--- start SOURCE DATA ---

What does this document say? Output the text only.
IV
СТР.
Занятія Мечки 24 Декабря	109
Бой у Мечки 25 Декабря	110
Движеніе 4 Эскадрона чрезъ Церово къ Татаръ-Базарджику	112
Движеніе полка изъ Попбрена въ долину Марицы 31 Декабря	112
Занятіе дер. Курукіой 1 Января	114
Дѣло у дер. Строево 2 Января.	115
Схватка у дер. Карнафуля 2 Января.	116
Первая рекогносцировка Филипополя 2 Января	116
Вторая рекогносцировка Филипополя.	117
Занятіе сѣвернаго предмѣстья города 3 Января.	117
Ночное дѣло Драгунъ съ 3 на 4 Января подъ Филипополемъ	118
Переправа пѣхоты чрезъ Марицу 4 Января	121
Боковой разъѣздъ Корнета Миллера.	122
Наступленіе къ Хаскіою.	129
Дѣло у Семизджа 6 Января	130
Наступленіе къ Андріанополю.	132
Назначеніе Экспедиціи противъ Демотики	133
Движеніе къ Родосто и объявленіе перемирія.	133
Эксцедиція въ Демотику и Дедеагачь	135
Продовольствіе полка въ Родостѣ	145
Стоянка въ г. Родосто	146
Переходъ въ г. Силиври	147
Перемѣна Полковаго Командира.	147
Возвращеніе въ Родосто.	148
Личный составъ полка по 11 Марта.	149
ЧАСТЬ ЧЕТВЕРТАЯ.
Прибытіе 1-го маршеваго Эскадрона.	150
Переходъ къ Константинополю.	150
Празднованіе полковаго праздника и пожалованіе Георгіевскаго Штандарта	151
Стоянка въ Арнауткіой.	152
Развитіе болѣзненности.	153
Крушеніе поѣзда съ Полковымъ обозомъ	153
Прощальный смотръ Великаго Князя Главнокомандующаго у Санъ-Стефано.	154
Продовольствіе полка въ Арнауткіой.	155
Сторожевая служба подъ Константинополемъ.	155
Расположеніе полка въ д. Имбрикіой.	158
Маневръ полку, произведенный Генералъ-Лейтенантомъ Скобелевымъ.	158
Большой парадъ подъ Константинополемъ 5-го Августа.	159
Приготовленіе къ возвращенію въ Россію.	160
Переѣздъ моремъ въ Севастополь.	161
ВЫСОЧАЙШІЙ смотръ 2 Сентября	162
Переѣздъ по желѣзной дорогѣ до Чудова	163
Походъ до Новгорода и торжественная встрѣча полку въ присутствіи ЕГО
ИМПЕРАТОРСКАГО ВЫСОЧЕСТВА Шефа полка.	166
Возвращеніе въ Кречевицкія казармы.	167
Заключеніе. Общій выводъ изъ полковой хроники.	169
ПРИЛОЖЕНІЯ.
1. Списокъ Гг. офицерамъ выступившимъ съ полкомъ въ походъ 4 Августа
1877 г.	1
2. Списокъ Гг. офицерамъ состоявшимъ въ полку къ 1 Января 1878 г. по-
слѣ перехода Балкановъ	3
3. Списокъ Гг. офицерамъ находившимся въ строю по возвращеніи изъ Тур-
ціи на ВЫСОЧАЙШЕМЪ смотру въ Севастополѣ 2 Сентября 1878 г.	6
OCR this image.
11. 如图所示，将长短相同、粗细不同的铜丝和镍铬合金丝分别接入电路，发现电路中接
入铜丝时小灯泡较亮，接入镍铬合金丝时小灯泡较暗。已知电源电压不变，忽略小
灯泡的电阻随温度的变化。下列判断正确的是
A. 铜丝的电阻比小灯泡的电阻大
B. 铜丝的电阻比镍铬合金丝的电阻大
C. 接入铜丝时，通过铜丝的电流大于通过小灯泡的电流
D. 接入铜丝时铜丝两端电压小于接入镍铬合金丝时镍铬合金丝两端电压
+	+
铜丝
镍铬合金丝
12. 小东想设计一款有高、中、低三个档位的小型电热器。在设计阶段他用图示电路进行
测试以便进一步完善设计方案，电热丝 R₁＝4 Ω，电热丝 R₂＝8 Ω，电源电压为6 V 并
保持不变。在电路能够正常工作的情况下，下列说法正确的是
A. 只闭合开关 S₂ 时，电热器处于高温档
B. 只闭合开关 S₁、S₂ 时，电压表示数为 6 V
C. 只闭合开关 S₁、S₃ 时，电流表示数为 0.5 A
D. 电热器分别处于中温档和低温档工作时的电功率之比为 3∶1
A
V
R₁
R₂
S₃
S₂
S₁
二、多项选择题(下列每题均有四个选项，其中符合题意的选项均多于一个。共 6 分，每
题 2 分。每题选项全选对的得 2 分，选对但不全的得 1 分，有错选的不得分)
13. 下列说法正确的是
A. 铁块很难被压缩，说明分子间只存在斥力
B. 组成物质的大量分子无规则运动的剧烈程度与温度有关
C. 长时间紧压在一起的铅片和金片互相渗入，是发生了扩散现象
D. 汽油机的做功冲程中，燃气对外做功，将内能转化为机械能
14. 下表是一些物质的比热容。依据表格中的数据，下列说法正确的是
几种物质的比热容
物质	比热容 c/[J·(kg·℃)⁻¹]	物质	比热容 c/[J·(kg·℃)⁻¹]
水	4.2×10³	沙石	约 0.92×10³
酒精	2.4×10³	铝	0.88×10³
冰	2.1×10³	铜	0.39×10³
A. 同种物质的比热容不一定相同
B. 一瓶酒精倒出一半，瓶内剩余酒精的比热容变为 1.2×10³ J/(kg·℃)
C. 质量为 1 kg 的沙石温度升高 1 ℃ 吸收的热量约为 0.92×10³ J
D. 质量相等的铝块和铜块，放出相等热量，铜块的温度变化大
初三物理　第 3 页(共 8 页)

--- end SOURCE DATA ---

--- STATED PROBLEM ---
Looking back at the lines above, state how many contain the word "полку", and supply nothing besides the number.

--- EXERCISE ANSWER ---
3